## TASK BRIEF
Each line below is to be written out in full, exactly as shown.

** Begin **

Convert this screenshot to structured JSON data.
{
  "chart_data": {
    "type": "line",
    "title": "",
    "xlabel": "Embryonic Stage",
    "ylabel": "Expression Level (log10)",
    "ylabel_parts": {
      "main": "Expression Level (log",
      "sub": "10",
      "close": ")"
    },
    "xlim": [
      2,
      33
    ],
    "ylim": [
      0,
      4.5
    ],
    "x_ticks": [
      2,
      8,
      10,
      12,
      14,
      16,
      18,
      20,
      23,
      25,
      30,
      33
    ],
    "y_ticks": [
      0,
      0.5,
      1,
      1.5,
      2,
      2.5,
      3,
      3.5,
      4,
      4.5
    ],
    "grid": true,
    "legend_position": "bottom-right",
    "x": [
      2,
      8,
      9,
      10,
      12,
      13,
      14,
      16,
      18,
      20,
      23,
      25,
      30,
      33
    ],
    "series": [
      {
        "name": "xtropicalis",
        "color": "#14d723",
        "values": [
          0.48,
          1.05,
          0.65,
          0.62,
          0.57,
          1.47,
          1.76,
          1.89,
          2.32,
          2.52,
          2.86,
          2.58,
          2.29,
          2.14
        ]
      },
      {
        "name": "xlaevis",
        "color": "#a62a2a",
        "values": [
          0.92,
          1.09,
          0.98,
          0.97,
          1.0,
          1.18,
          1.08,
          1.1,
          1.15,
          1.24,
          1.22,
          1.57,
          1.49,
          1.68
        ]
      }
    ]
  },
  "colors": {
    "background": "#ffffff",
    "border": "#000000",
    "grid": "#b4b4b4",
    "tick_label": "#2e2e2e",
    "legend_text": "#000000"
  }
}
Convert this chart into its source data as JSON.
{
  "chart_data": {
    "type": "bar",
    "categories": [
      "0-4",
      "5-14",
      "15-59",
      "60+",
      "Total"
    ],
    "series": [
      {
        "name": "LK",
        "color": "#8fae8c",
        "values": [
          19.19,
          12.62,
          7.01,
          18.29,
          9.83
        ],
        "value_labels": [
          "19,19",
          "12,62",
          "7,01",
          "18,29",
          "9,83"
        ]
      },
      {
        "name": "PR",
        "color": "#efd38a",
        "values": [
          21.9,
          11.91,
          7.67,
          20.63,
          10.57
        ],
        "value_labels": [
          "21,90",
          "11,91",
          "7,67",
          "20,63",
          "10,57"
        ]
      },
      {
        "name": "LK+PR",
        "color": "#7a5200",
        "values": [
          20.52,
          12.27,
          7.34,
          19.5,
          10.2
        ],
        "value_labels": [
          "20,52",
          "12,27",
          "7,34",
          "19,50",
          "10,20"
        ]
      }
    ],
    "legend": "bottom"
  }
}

** End **

## EXERCISE RESPONSE
Convert this screenshot to structured JSON data.
{
  "chart_data": {
    "type": "line",
    "title": "",
    "xlabel": "Embryonic Stage",
    "ylabel": "Expression Level (log10)",
    "ylabel_parts": {
      "main": "Expression Level (log",
      "sub": "10",
      "close": ")"
    },
    "xlim": [
      2,
      33
    ],
    "ylim": [
      0,
      4.5
    ],
    "x_ticks": [
      2,
      8,
      10,
      12,
      14,
      16,
      18,
      20,
      23,
      25,
      30,
      33
    ],
    "y_ticks": [
      0,
      0.5,
      1,
      1.5,
      2,
      2.5,
      3,
      3.5,
      4,
      4.5
    ],
    "grid": true,
    "legend_position": "bottom-right",
    "x": [
      2,
      8,
      9,
      10,
      12,
      13,
      14,
      16,
      18,
      20,
      23,
      25,
      30,
      33
    ],
    "series": [
      {
        "name": "xtropicalis",
        "color": "#14d723",
        "values": [
          0.48,
          1.05,
          0.65,
          0.62,
          0.57,
          1.47,
          1.76,
          1.89,
          2.32,
          2.52,
          2.86,
          2.58,
          2.29,
          2.14
        ]
      },
      {
        "name": "xlaevis",
        "color": "#a62a2a",
        "values": [
          0.92,
          1.09,
          0.98,
          0.97,
          1.0,
          1.18,
          1.08,
          1.1,
          1.15,
          1.24,
          1.22,
          1.57,
          1.49,
          1.68
        ]
      }
    ]
  },
  "colors": {
    "background": "#ffffff",
    "border": "#000000",
    "grid": "#b4b4b4",
    "tick_label": "#2e2e2e",
    "legend_text": "#000000"
  }
}
Convert this chart into its source data as JSON.
{
  "chart_data": {
    "type": "bar",
    "categories": [
      "0-4",
      "5-14",
      "15-59",
      "60+",
      "Total"
    ],
    "series": [
      {
        "name": "LK",
        "color": "#8fae8c",
        "values": [
          19.19,
          12.62,
          7.01,
          18.29,
          9.83
        ],
        "value_labels": [
          "19,19",
          "12,62",
          "7,01",
          "18,29",
          "9,83"
        ]
      },
      {
        "name": "PR",
        "color": "#efd38a",
        "values": [
          21.9,
          11.91,
          7.67,
          20.63,
          10.57
        ],
        "value_labels": [
          "21,90",
          "11,91",
          "7,67",
          "20,63",
          "10,57"
        ]
      },
      {
        "name": "LK+PR",
        "color": "#7a5200",
        "values": [
          20.52,
          12.27,
          7.34,
          19.5,
          10.2
        ],
        "value_labels": [
          "20,52",
          "12,27",
          "7,34",
          "19,50",
          "10,20"
        ]
      }
    ],
    "legend": "bottom"
  }
}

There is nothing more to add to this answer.